### TO BE DONE:
Using the records below, please work out how many lines contain "placeholder"; answer with the number alone.
══════
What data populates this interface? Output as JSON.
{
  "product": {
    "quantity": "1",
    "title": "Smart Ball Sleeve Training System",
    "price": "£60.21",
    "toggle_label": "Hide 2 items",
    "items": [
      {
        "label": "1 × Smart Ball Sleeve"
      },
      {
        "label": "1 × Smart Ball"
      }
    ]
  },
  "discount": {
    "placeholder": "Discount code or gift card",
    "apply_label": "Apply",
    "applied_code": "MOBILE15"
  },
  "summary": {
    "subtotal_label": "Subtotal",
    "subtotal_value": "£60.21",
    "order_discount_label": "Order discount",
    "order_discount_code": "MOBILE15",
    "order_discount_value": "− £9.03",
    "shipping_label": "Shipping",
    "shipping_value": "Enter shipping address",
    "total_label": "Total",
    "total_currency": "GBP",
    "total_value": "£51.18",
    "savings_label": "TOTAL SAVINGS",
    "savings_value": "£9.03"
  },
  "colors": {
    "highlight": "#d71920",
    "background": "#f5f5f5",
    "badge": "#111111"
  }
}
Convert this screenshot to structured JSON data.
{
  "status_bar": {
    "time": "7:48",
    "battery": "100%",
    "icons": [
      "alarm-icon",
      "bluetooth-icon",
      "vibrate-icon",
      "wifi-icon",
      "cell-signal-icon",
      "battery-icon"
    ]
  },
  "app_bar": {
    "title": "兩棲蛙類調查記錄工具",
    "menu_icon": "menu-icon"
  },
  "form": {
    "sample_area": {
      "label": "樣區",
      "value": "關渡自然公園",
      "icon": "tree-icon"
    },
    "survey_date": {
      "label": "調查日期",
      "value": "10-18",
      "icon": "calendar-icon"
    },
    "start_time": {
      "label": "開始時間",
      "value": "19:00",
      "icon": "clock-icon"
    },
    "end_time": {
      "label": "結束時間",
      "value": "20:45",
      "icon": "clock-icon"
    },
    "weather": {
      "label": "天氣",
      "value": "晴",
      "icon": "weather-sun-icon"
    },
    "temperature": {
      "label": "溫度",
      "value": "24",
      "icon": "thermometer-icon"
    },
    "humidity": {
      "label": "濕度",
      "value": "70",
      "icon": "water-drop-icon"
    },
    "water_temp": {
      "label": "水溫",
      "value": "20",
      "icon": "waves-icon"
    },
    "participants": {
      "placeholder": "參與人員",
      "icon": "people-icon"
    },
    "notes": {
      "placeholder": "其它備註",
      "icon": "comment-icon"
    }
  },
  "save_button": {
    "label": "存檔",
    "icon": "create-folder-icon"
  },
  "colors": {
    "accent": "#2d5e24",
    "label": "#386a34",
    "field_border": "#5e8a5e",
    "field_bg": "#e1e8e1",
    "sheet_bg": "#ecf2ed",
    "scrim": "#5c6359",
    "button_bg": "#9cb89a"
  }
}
══════
### SOLUTION FOR THIS PROBLEM:
3